* **Text to read**

------------------------

Tennenhouse suggests that Shakespeare’s writing reveals the character of the Renaissance world as well as it portrays individual characters in the plays. Regardless of the perspective under which scholars suggest Shakespeare should be studied, they agree that his writing provides an opportunity to examine cultural perspectives during and immediately after Elizabeth’s reign. Shakespeare opens a window on the nature of the Elizabethan world.

          Not only does Shakespeare capture some of the cultural currents of the day, his writing has a decidedly political bent. Shakespeare’s subject and themes often revolve around issues of power and politics. John Wain, author of the book The Living World of Shakespeare, finds that “Shakespeare is from first to last an intensely political writer. He knows that the happiness of the common man is very much bound up with the question of who has power at the top.”3 Wain elaborates on Shakespeare’s thematic goals and finds that the stability of the sovereignty had greatest importance: “The English scene, viewed from an Elizabethan standpoint, was dominated by one urgent need: the need for political stability, guaranteed by an undisputed monarchy.”4 The instability of the Tudor monarchy, plagued with the problems of Henry’s succession, the failed marriage of Mary, and the ambivalence of Elizabeth’s feelings toward matrimony, had created a desire within the culture for a stable monarch. Female rule lacked stability and thus contained an inherent danger.

          This danger resulted in an undefined anxiety among the English people who questioned whether Elizabeth provided fit rule. In some ways, her gender itself suggested that she did not. Carole Levin, an Elizabethan historian, presents the dilemma of Elizabeth’s womanhood for the typical English subject:

Many of the English reacted with ambivalence to the idea of a woman ruler. The ambivalence centered directly on the conflict between her rule and her femininity. If a queen were confidently to demonstrate the attributes of power, she would nor be acting in a womanly manner; yet womanly behavior would ill-fit a queen for the rigors of rule.5

          A female monarch posed many troubling questions. Could a womanly queen lead the state through war? Could a womanly queen rule over male subjects? Could a womanly queen provide an heir without transferring power to her husband and possibly to his family? And at a core gender relations level, was a woman fit to represent the great English nation? Or did the inferiority of her gender debase the state itself? Many Elizabethan English grappled with these questions, and among them was Stratford’s own, William Shakespeare. Ultimately, the anxieties produced by these concerns led the culture to yearn for the stability represented by a king, not a queen.

------------------------

* **Instruction 1**
Translate this sentence from the Shakespeare passage into Spanish: "Shakespeare opens a window on the nature of the Elizabethan world."
* **Instruction 2**
In the Shakespeare passage, turn the paragraph starting "A female monarch posed many troubling questions" into a short bulleted list that keeps its main points.
* **Instruction 3**
Carry on writing the Shakespeare passage from the point where it stops.
The material here is not connected to the Shakespeare passage.

* **Supplied information**
------------------------

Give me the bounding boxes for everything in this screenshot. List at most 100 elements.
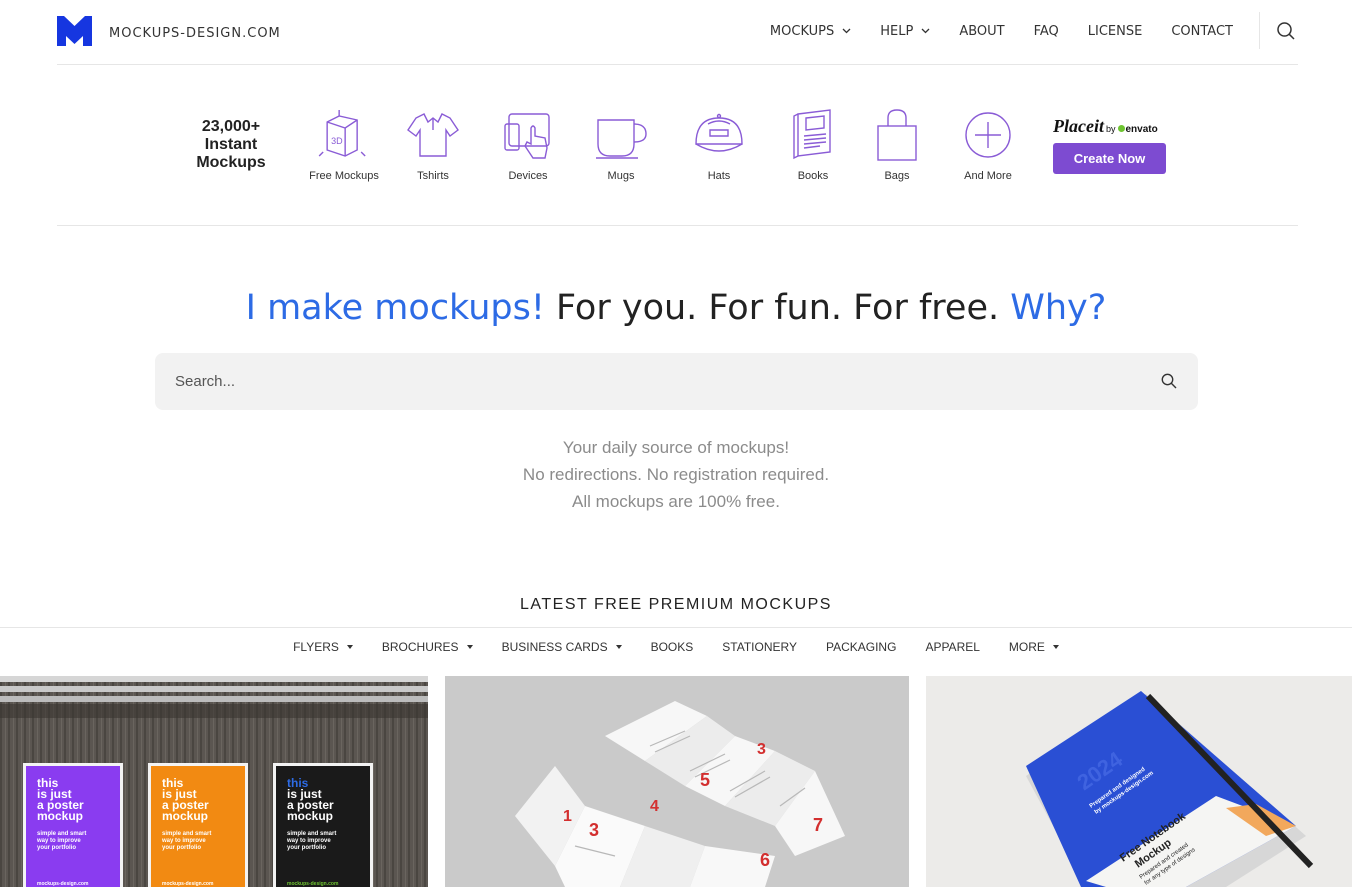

------------------------

* **Exercise output 1**
Shakespeare abre una ventana a la naturaleza del mundo isabelino.

* **Exercise output 2**
- A female monarch raised many troubling questions.
- Could a womanly queen lead the state through war, rule over male subjects, or provide an heir without transferring power to her husband and possibly his family?
- Was a woman fit to represent the English nation, or did her gender debase the state itself?
- Many Elizabethans grappled with these questions, including William Shakespeare of Stratford.
- In the end, these anxieties led the culture to yearn for the stability of a king, not a queen.

* **Exercise output 3**
          This desire for stability manifests itself in the themes of both Macbeth and Hamlet. In Macbeth, a fantastical suggestion of future kingship leads Lady Macbeth to convince and help her husband to commit treason by killing the king and claiming an offered crown. The play Hamlet depicts the murder of a monarch by his brother and the subsequent marriage of this brother Claudius to Queen Gertrude. This union subsequently throws the power of the crown in dispute between Hamlet, the King’s son, and Claudius, now spouse of the Queen. In both of these plays, women’s actions lead to political instability, and a disruption of natural harmony occurs because of their involvement in the political processes. Although neither play is a direct commentary on Elizabeth, each drama reflects social anxieties from decades of female monarchical rule. Analysis of these plays reveals their specific correlation to the Renaissance world and especially the concerns surrounding the leadership of Elizabeth Tudor.

        Lady Macbeth’s disruption to the political culture stems from her ambition, and this virulent ambition is made highly unnatural by her gender. When she reads Macbeth’s revelation of the witches’ predictions, she immediately assumes that only her insistence will lead Macbeth actively to pursue and acquire the desired kingly position of power and authority. She summons the absent Macbeth with chiding words:

Hie thee hither,
That I may pour my spirits in thine ear;
And chastise with the valour of my tongue
All that impedes thee from the golden round.6

        Lady Macbeth claims an ability to wield the character of Macbeth to her purposes and goals. Tennenhouse describes her characterization in influential political terms: “At the outset of Macbeth, Shakespeare gives Lady Macbeth the very same elements which other Jacobean playwrights use to display the absolute power of the state. He shows how these might be used subversively.”7 Certainly Lady Macbeth’s suggestions are subversive in that she leads her husband into murdering the rightful, current monarch in their home. With this ploy, she assumes the absolute power of the state by acting as if she were accountable to none and deserves no censure. She rises to the throne only by the virtue—or vice—of her husband’s ascension as king, and yet, her insistence provided the impetus for the power base. Thus, Lady Macbeth exemplifies a negative anode of female ambition and power within a Renaissance context.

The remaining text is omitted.